WORK TO COMPLETE.
Reproduce all entries precisely as they are written.

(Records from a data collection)
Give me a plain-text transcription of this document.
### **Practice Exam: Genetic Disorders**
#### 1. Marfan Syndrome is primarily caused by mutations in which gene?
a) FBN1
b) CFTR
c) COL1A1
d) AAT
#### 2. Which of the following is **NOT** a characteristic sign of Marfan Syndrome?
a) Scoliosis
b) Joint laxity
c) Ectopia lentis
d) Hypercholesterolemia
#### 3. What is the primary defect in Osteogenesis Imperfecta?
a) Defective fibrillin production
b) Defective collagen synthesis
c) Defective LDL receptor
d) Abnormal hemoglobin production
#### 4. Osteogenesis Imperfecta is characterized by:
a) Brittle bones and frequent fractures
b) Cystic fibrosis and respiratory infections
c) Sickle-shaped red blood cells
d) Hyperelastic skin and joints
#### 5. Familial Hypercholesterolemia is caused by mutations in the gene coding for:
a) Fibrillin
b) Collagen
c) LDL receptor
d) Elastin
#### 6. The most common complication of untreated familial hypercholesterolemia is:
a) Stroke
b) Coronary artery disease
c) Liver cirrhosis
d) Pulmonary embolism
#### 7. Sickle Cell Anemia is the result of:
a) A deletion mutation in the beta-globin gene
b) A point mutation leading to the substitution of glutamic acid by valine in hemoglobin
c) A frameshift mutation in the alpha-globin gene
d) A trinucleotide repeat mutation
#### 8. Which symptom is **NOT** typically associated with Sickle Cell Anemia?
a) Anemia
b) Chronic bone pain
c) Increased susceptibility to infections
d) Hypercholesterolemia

OUTPUT BELOW.
Give me a plain-text transcription of this document.
### **Practice Exam: Genetic Disorders**
#### 1. Marfan Syndrome is primarily caused by mutations in which gene?
a) FBN1
b) CFTR
c) COL1A1
d) AAT
#### 2. Which of the following is **NOT** a characteristic sign of Marfan Syndrome?
a) Scoliosis
b) Joint laxity
c) Ectopia lentis
d) Hypercholesterolemia
#### 3. What is the primary defect in Osteogenesis Imperfecta?
a) Defective fibrillin production
b) Defective collagen synthesis
c) Defective LDL receptor
d) Abnormal hemoglobin production
#### 4. Osteogenesis Imperfecta is characterized by:
a) Brittle bones and frequent fractures
b) Cystic fibrosis and respiratory infections
c) Sickle-shaped red blood cells
d) Hyperelastic skin and joints
#### 5. Familial Hypercholesterolemia is caused by mutations in the gene coding for:
a) Fibrillin
b) Collagen
c) LDL receptor
d) Elastin
#### 6. The most common complication of untreated familial hypercholesterolemia is:
a) Stroke
b) Coronary artery disease
c) Liver cirrhosis
d) Pulmonary embolism
#### 7. Sickle Cell Anemia is the result of:
a) A deletion mutation in the beta-globin gene
b) A point mutation leading to the substitution of glutamic acid by valine in hemoglobin
c) A frameshift mutation in the alpha-globin gene
d) A trinucleotide repeat mutation
#### 8. Which symptom is **NOT** typically associated with Sickle Cell Anemia?
a) Anemia
b) Chronic bone pain
c) Increased susceptibility to infections
d) Hypercholesterolemia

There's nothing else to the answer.